## Extracted entries
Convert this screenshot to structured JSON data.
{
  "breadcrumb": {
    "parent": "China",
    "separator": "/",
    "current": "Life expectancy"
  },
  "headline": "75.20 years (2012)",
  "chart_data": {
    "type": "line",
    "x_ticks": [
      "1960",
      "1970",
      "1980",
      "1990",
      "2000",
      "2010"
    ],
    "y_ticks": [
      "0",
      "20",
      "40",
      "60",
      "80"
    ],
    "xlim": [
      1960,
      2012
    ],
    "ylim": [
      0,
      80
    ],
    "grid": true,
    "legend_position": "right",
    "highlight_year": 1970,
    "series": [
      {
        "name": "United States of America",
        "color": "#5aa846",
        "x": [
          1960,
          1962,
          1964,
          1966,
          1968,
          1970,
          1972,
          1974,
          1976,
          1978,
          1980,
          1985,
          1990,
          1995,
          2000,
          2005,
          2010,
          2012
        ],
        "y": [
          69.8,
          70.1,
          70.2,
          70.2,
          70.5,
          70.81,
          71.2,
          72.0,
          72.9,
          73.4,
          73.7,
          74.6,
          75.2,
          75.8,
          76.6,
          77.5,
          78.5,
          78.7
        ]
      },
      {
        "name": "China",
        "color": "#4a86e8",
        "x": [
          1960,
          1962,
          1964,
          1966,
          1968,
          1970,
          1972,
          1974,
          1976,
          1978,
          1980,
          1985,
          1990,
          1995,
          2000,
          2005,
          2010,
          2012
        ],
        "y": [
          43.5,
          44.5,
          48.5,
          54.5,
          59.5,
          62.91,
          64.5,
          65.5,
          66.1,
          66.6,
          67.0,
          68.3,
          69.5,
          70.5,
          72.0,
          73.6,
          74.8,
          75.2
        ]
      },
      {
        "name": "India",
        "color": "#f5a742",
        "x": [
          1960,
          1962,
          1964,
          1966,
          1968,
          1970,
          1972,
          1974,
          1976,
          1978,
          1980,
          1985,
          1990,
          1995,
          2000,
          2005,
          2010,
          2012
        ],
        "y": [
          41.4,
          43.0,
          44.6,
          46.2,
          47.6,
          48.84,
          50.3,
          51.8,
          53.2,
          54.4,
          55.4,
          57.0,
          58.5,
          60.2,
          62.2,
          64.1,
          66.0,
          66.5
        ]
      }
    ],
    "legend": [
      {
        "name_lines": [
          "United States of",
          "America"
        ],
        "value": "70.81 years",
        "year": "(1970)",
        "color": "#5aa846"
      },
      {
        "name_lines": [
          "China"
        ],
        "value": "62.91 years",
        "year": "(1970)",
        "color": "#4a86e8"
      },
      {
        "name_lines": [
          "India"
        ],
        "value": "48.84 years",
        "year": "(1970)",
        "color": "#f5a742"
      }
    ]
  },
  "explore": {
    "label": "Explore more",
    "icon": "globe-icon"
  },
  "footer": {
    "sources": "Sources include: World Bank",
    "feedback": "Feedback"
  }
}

## The exercise
Which lines hold the word "color"? Copy each of them from the records.

## Answer to this exercise
        "color": "#5aa846",
        "color": "#4a86e8",
        "color": "#f5a742",
        "color": "#5aa846"
        "color": "#4a86e8"
        "color": "#f5a742"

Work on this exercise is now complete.